_DESCRIPTION OF THE TASK_:
Determine how many lines include "this". Give the number and nothing else.

_TASK MATERIAL_:
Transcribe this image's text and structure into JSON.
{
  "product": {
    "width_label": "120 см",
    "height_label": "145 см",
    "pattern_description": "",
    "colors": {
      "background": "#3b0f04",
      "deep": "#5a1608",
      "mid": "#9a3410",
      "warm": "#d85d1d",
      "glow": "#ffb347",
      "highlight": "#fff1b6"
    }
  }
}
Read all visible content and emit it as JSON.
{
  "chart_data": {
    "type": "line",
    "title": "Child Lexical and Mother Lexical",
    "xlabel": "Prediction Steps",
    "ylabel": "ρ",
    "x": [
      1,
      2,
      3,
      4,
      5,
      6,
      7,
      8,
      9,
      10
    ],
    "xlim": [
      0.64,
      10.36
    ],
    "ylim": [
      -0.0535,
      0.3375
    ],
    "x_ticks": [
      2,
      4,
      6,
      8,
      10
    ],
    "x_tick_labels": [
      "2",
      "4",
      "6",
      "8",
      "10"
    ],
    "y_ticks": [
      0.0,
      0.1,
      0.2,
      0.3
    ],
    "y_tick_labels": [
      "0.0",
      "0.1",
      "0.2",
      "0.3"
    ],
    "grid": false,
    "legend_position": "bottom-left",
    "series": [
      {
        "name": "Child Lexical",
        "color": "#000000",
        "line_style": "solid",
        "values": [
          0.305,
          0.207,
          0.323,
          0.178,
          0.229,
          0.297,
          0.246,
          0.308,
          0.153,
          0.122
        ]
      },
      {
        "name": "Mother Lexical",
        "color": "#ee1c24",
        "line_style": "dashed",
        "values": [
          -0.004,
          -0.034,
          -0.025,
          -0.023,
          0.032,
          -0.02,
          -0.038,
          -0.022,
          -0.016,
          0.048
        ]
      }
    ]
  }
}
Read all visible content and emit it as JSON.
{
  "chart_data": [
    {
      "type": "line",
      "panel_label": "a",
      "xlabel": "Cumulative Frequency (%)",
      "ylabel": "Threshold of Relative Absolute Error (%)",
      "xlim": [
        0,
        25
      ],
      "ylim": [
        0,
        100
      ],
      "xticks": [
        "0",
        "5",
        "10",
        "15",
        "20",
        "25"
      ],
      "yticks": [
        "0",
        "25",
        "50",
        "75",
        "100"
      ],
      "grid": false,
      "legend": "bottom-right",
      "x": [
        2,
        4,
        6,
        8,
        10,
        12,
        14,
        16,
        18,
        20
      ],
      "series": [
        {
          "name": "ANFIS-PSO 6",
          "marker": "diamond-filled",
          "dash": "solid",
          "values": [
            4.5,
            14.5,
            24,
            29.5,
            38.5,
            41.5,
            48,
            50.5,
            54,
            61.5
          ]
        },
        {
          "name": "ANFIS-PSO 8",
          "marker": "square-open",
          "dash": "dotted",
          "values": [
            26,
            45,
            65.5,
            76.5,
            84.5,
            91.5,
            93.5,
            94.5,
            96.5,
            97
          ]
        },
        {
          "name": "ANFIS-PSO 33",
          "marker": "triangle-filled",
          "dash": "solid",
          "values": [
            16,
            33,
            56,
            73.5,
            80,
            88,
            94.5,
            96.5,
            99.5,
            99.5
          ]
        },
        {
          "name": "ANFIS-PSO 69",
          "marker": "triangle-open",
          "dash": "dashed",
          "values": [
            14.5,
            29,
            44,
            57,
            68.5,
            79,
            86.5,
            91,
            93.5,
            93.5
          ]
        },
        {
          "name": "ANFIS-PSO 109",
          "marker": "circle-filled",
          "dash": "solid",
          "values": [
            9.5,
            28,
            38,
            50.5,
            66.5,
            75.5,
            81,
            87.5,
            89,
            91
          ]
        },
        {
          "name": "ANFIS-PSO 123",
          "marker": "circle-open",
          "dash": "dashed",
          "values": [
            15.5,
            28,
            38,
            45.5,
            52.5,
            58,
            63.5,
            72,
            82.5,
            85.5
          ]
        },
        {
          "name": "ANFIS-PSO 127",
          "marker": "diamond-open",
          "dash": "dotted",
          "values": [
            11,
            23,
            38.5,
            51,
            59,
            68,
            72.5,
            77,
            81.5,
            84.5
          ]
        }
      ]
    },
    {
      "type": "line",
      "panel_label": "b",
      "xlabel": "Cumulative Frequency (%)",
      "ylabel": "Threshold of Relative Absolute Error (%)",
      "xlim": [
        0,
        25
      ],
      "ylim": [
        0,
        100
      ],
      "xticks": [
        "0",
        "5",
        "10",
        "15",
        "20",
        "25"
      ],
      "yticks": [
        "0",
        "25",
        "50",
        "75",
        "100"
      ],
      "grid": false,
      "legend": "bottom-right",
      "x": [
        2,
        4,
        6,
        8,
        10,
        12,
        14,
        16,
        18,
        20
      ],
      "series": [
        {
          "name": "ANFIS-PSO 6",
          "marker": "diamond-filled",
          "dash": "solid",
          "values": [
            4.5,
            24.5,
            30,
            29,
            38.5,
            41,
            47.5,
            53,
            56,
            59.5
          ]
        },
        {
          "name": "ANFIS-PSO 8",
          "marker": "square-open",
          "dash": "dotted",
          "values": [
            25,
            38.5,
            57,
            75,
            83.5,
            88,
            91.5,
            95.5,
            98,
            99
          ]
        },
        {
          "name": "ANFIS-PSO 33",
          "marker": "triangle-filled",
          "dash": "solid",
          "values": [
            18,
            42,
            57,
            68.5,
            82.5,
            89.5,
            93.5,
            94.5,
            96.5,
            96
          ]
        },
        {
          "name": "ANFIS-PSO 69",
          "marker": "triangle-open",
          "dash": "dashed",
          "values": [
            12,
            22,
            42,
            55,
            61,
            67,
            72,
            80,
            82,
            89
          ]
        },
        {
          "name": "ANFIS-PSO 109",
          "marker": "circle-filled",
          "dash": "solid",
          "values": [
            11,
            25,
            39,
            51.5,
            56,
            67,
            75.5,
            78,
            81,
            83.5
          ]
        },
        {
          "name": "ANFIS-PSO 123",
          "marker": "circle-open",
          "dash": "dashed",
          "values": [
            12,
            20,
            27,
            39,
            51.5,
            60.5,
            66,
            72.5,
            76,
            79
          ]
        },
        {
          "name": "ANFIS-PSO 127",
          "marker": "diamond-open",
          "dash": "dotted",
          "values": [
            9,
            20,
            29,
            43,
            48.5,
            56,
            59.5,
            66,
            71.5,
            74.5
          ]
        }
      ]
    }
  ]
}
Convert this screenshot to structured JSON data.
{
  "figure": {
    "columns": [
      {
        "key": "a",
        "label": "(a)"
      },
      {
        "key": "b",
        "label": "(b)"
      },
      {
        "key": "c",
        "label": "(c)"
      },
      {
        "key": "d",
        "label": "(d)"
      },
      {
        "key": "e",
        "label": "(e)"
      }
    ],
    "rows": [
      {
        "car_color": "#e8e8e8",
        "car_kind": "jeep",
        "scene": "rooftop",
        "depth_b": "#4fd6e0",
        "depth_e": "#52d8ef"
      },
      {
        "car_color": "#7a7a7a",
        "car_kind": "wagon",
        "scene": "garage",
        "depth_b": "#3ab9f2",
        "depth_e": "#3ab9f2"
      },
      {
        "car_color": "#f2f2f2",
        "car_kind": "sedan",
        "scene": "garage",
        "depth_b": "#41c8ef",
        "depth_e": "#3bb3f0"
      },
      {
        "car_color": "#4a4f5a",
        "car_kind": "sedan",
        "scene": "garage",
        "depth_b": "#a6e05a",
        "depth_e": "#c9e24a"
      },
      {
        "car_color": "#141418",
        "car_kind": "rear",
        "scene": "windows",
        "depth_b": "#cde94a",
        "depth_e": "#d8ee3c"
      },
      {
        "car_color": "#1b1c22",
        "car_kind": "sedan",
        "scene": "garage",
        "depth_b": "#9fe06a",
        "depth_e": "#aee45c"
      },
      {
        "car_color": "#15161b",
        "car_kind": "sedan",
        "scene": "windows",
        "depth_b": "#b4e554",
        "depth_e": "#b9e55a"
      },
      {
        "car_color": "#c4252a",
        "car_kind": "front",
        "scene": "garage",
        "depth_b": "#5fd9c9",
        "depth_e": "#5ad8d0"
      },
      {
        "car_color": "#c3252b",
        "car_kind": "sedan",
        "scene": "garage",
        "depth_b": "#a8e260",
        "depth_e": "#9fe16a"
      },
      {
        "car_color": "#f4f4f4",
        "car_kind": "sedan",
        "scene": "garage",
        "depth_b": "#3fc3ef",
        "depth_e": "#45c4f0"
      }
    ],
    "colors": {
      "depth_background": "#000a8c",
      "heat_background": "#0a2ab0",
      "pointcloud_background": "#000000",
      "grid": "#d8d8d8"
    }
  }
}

_CORRECT ANSWER_:
2